[Begin DOCUMENT TEXT]
Rewrite load-balancing wan to XML/Python
Closed, ResolvedPublicFEATURE REQUEST
Actions

Assigned To

Authored By

	Viacheslav
	Jun 18 2022, 2:52 PM

Description

Rewrite load-balancing wan to XML/Python

Details

Version: 1.5
Is it a breaking change?: Config syntax change (migratable)

Related Objects
Search...

Status	Subtype	Assigned	Task
Resolved	FEATURE REQUEST	sarthurdev	T4470 Rewrite load-balancing wan to XML/Python
Wontfix	BUG	Viacheslav	T4422 WAN load-balance status failed on all interfaces if one of them failed
Resolved	FEATURE REQUEST	Viacheslav	T4518 Add XML for CLI conf mode load-balancing wan
Not Applicable	BUG	sarthurdev	T4587 wan load balance issues with 3 or more WANs
Not Applicable	BUG	sarthurdev	T4443 Wan Load Balancing Multiple Regressions
Open	ENHANCEMENT	None	T114 Allow wan load-balancing rules to match against groups
Resolved	BUG	Viacheslav	T4362 Wan Load Balancing - Can't create routing tables
Resolved	FEATURE REQUEST	Viacheslav	T5171 Use XML for conf-mode "load-balancing wan" instead of legacy templates
Resolved	FEATURE REQUEST	Viacheslav	T5203 load-balancing wan add systemd unit instead of old vyatta-wanloadbalance.init

Event Timeline

Viacheslav created this task.Jun 18 2022, 2:52 PM

Viacheslav changed the subtype of this task from "Bug" to "Feature Request".

pasik subscribed.Jun 18 2022, 3:26 PM

Viacheslav mentioned this in T4443: Wan Load Balancing Multiple Regressions.Jun 28 2022, 12:18 PM

marc_s subscribed.Jun 28 2022, 12:20 PM

masterit subscribed.Jun 28 2022, 1:04 PM

Viacheslav added a subtask: T4422: WAN load-balance status failed on all interfaces if one of them failed.Jul 1 2022, 1:08 PM

Viacheslav changed the status of subtask T4518: Add XML for CLI conf mode load-balancing wan from Open to In progress.Jul 8 2022, 10:07 AM

Viacheslav closed subtask T4518: Add XML for CLI conf mode load-balancing wan as Resolved.Jul 29 2022, 6:26 PM

Viacheslav added a subtask: T4587: wan load balance issues with 3 or more WANs.Aug 3 2022, 10:47 AM

Viacheslav added a subtask: T4443: Wan Load Balancing Multiple Regressions.

blackhole subscribed.Aug 3 2022, 11:23 AM

also it would be good if WLB function will control main routing table, that would help to avoid a lot of confusion with protocols static configuration& WLB function. Current documentation does not telling anything about how exactly protocols static 0.0.0.0/0 route must be set with WLB.
From what I had tested:
1)WLB creates additional routing tables and setting PBR rules
2)without protocols static route 0.0.0.0 with next-hops to every wlb GW local vyos traffic would not work(as would not work traffic to vyos)

Viacheslav added a subtask: T114: Allow wan load-balancing rules to match against groups.Aug 11 2022, 8:36 AM

I have used this feature in the past but not anymore due to the issues listed in the regressions task. We are now running pfsense purely for LB since this (mostly) works as advertised. Looking back at this current implementation there are some very useful features that are missing.

First is the use of RTT timers separately from packet loss to mark a link as faulty. On vyos we have the response time parameter but this is very course with immediate effect which causes link flapping whenever you have congestion on more than one uplink. This results in high packet loss even though a working 2nd or 3rd tier link is available the entire time. By integrating RTT measurements over time some hysteresis can be added to the link selection logic.
[End DOCUMENT TEXT]
REQUESTS -
1. How would you render this sentence from the WAN load-balancing task page in Spanish: "We are now running pfsense purely for LB since this (mostly) works as advertised."
2. Reproduce the WAN load-balancing task page word for word from "Viacheslav changed the status" up to and including "set with WLB.".
3. Can you carry on the WAN load-balancing task page from the point where it stops?
[Begin ENTRIES PROVIDED]
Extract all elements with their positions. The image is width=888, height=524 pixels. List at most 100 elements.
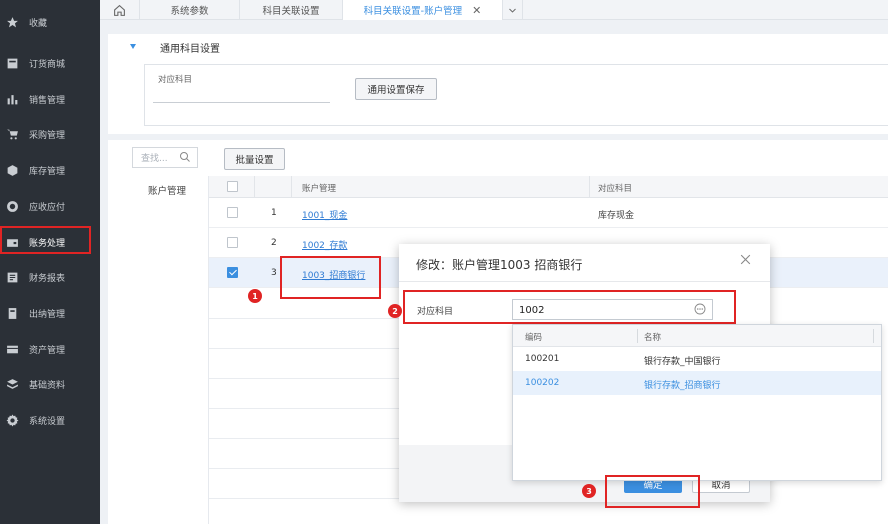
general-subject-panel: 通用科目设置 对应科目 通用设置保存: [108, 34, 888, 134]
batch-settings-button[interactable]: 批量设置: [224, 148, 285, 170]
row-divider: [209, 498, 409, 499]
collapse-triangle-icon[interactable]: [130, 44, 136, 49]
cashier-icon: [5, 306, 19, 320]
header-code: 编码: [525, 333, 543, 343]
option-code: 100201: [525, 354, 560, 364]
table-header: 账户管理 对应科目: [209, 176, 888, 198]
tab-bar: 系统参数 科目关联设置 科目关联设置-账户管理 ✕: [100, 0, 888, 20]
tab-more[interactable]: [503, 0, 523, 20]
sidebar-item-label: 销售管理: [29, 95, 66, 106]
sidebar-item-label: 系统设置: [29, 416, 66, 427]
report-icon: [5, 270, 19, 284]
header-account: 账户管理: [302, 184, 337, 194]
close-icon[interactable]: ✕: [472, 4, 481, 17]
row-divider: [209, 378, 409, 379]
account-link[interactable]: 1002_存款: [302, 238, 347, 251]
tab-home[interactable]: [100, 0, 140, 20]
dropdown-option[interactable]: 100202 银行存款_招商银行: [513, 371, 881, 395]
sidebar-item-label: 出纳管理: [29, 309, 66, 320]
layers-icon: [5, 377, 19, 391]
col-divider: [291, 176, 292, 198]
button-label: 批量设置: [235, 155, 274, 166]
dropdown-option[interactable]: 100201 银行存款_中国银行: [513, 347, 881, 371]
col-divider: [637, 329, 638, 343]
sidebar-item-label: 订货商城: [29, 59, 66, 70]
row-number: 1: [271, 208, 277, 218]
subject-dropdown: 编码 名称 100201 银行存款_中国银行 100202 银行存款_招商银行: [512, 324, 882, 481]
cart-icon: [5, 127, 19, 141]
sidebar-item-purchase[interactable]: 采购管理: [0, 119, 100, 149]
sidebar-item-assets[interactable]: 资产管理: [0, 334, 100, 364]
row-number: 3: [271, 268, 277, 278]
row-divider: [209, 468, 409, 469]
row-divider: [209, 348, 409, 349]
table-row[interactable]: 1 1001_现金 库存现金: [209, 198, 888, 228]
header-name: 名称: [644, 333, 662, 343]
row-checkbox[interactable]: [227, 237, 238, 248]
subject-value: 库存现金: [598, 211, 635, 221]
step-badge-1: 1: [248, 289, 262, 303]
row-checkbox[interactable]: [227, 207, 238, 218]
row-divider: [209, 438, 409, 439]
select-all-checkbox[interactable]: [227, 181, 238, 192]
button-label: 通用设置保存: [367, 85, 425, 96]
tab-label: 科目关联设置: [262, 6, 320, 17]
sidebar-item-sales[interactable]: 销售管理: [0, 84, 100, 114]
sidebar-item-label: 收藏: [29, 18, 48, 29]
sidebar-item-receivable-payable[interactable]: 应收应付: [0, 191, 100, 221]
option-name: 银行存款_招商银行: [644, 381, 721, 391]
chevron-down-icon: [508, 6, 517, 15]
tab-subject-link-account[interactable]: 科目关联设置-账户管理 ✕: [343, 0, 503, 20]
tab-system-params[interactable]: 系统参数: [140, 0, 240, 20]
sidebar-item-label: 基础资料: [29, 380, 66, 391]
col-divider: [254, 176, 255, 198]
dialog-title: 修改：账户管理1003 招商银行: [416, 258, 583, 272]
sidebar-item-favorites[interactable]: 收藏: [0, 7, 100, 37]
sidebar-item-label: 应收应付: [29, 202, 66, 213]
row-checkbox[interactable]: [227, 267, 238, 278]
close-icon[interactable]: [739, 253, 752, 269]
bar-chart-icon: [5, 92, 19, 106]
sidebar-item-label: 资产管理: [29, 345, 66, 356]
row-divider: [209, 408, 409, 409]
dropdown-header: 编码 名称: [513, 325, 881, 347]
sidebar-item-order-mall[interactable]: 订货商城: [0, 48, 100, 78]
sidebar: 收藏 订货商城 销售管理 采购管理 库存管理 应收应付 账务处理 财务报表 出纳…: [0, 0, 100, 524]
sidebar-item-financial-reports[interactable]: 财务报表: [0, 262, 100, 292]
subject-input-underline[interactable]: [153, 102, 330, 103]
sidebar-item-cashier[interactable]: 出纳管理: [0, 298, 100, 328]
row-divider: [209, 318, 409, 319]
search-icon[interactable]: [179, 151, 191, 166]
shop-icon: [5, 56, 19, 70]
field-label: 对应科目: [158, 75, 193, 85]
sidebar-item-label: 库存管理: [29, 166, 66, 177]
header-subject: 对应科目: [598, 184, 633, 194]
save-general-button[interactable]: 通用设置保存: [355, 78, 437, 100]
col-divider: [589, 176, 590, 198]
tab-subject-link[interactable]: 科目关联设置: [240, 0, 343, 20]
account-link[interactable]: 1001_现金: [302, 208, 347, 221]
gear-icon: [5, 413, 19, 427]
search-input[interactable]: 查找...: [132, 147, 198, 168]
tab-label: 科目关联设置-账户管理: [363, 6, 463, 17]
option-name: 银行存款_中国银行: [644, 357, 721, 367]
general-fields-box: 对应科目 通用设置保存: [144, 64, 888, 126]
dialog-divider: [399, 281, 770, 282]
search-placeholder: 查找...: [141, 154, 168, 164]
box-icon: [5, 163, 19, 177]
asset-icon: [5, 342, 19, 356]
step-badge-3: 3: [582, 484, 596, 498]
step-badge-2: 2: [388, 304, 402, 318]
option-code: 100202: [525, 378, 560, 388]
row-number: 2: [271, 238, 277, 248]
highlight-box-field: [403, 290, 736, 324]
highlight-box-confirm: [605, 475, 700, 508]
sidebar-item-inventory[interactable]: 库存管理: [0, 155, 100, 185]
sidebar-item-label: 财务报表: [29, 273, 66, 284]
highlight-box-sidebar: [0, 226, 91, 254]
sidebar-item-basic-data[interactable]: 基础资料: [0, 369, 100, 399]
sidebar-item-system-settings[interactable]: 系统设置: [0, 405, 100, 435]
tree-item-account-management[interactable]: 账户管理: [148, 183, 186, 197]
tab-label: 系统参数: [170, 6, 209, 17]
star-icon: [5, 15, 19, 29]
[End ENTRIES PROVIDED]
[Begin ENTRIES PROVIDED]
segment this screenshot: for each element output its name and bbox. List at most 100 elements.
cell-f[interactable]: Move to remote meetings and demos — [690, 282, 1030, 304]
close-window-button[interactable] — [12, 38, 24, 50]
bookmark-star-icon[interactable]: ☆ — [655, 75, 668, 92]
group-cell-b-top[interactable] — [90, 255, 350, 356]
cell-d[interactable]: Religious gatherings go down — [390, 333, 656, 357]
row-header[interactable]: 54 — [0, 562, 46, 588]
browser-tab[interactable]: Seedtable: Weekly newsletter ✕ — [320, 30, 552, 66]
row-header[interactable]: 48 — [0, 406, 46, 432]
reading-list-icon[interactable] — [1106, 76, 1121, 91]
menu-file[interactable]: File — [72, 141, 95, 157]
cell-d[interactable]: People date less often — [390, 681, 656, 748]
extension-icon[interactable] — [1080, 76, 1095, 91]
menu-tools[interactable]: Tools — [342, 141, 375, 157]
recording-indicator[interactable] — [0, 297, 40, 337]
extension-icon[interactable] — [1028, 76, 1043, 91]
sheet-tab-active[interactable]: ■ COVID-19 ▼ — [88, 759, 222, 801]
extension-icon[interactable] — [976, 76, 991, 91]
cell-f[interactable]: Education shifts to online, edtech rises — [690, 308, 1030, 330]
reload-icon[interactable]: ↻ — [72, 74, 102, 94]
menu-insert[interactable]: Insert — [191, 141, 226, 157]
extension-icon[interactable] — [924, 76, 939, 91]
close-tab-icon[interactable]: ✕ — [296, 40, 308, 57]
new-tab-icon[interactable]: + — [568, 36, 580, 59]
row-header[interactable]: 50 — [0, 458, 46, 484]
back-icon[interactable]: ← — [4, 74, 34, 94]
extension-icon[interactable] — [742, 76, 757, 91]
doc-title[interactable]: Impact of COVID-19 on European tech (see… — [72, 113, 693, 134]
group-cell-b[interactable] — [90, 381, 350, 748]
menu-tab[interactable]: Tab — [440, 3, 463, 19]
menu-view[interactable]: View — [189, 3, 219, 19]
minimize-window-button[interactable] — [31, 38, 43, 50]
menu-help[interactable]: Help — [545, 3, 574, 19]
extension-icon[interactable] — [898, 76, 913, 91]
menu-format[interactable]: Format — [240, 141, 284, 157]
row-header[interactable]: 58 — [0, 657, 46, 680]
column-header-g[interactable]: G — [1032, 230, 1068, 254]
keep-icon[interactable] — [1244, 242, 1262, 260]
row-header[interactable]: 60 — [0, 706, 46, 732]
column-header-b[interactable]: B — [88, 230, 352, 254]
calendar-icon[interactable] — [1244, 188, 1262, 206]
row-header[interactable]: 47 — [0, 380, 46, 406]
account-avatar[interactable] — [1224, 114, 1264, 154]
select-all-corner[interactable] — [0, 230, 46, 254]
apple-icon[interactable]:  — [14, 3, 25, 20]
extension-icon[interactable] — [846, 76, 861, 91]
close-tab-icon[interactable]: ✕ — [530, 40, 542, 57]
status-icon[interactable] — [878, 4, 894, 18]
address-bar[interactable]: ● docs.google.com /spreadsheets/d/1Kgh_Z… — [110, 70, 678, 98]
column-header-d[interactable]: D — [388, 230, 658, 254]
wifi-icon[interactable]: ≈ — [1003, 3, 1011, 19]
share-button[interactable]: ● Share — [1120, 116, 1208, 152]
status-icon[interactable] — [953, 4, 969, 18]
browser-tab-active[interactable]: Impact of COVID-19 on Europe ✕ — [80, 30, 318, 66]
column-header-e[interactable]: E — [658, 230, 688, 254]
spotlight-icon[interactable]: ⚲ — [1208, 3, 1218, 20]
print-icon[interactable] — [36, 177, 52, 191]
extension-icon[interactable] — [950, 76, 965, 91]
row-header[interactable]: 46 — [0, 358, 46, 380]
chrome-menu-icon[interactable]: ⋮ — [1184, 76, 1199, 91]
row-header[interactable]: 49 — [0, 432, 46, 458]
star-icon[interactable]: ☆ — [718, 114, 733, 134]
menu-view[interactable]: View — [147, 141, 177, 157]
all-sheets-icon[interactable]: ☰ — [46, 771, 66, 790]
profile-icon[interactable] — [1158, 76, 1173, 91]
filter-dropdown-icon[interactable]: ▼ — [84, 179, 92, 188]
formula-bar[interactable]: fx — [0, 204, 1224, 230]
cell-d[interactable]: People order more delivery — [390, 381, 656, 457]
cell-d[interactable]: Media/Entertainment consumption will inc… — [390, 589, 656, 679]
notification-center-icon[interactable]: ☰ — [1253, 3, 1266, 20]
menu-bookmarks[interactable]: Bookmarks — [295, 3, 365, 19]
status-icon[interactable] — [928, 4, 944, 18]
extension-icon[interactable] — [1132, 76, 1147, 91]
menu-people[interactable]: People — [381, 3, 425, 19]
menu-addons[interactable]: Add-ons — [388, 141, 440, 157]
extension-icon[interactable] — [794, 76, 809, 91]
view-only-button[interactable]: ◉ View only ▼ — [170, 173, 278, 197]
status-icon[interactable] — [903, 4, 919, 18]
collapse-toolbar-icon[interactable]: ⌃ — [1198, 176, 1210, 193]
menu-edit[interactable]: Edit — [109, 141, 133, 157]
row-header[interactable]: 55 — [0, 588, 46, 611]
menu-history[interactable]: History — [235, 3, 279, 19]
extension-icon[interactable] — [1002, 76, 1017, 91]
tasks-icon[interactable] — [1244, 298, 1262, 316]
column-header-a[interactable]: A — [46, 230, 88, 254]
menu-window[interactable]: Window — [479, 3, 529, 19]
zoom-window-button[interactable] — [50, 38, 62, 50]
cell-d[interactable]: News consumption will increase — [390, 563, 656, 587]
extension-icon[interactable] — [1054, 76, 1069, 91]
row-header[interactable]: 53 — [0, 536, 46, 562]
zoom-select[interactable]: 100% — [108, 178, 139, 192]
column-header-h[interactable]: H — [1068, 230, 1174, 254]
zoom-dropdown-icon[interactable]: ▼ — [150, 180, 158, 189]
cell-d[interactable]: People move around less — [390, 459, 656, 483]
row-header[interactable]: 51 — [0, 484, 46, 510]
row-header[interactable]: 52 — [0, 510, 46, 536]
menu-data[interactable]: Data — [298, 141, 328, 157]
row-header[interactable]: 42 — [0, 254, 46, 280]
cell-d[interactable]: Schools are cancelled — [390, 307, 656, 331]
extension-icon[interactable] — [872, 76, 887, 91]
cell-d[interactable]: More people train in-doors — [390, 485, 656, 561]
[End ENTRIES PROVIDED]
[Begin ENTRIES PROVIDED]
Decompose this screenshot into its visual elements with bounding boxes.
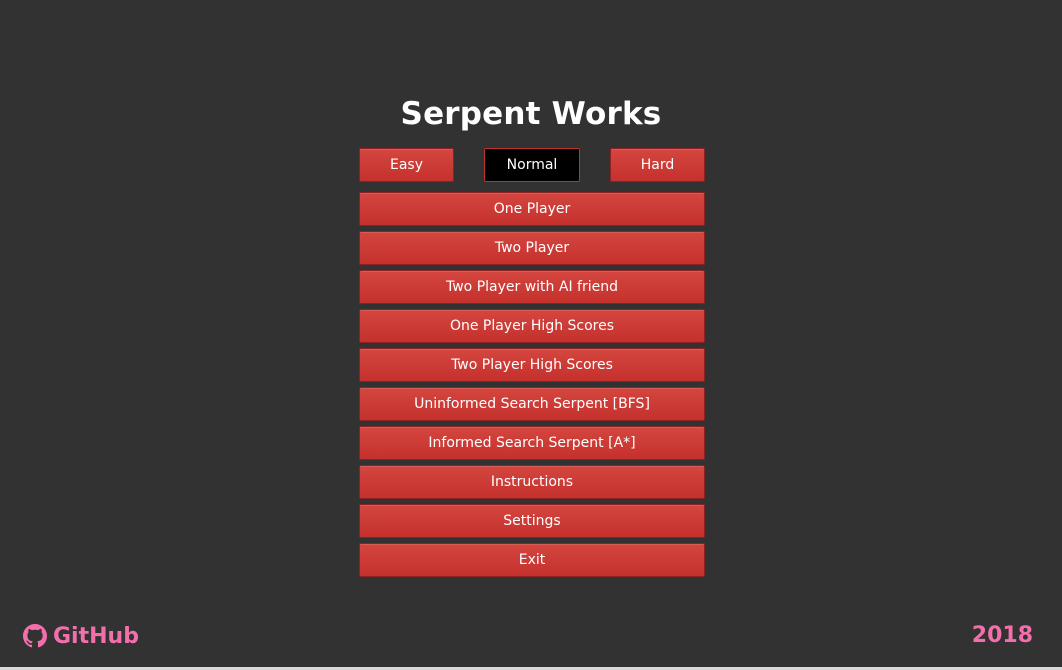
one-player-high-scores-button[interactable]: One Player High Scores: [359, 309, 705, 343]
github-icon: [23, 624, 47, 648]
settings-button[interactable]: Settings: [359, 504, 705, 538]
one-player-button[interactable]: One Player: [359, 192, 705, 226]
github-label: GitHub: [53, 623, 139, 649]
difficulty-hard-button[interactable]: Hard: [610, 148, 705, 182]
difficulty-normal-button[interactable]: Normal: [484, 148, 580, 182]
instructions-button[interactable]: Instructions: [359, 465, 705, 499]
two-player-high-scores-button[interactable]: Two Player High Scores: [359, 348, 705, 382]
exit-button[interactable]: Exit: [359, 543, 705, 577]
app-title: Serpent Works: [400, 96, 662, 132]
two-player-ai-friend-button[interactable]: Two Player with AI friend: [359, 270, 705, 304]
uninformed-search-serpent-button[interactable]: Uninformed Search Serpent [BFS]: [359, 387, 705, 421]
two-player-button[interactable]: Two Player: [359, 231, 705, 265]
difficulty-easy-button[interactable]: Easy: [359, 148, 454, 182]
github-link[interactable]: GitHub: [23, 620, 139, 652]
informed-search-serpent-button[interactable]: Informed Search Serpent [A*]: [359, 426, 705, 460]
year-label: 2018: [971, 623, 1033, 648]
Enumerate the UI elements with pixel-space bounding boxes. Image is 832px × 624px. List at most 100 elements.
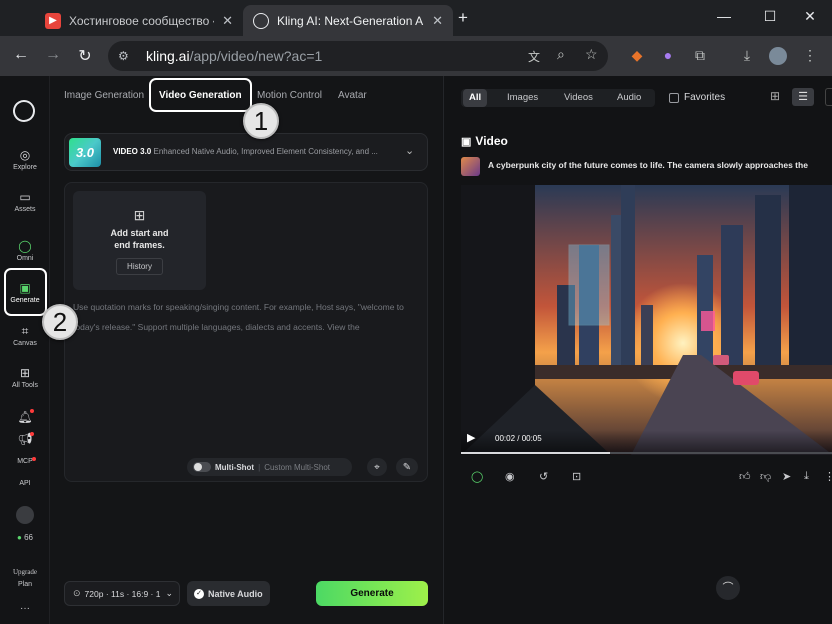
[End ENTRIES PROVIDED]
ANSWERS FOR THE TASKS -
1. Ahora usamos pfsense únicamente para el balanceo de carga, ya que (en su mayor parte) funciona como se anuncia.

2.
Viacheslav changed the status of subtask T4518: Add XML for CLI conf mode load-balancing wan from Open to In progress.Jul 8 2022, 10:07 AM

Viacheslav closed subtask T4518: Add XML for CLI conf mode load-balancing wan as Resolved.Jul 29 2022, 6:26 PM

Viacheslav added a subtask: T4587: wan load balance issues with 3 or more WANs.Aug 3 2022, 10:47 AM

Viacheslav added a subtask: T4443: Wan Load Balancing Multiple Regressions.

blackhole subscribed.Aug 3 2022, 11:23 AM

also it would be good if WLB function will control main routing table, that would help to avoid a lot of confusion with protocols static configuration& WLB function. Current documentation does not telling anything about how exactly protocols static 0.0.0.0/0 route must be set with WLB.

3.
Secondly, as stated above the current implementation manipulates tables and marks packets directly with zero observability possible using the normal operation mode tools. I think it would be much clearer to allow selection of which table and vrf a default route is inserted into, it having a configurable lower priority than a static route (like any other dynamic protocol so it can be overwritten by other options) and using a observable route priority marker like distance so it's actually possible to see what's going on.

I think the pfsense implementation is as good as any to base this work off (if it's not possible to just port it, probably not due to PHP/OS differences), it uses dpinger to come up with the values used to switch gateways which provides considerable flexibility if we were to expose all of the parameters.

@thetooth There is a new feature failover route where you can set metrics
https://github.com/vyos/vyos-1x/pull/1358
It could be extended to some "load-balancing"

I have been thinking about this over the weekend and looked into your failover implementation, there's nothing wrong with it and should serve most peoples needs. That said I am not too good with python so it was more straight forward to start from scratch.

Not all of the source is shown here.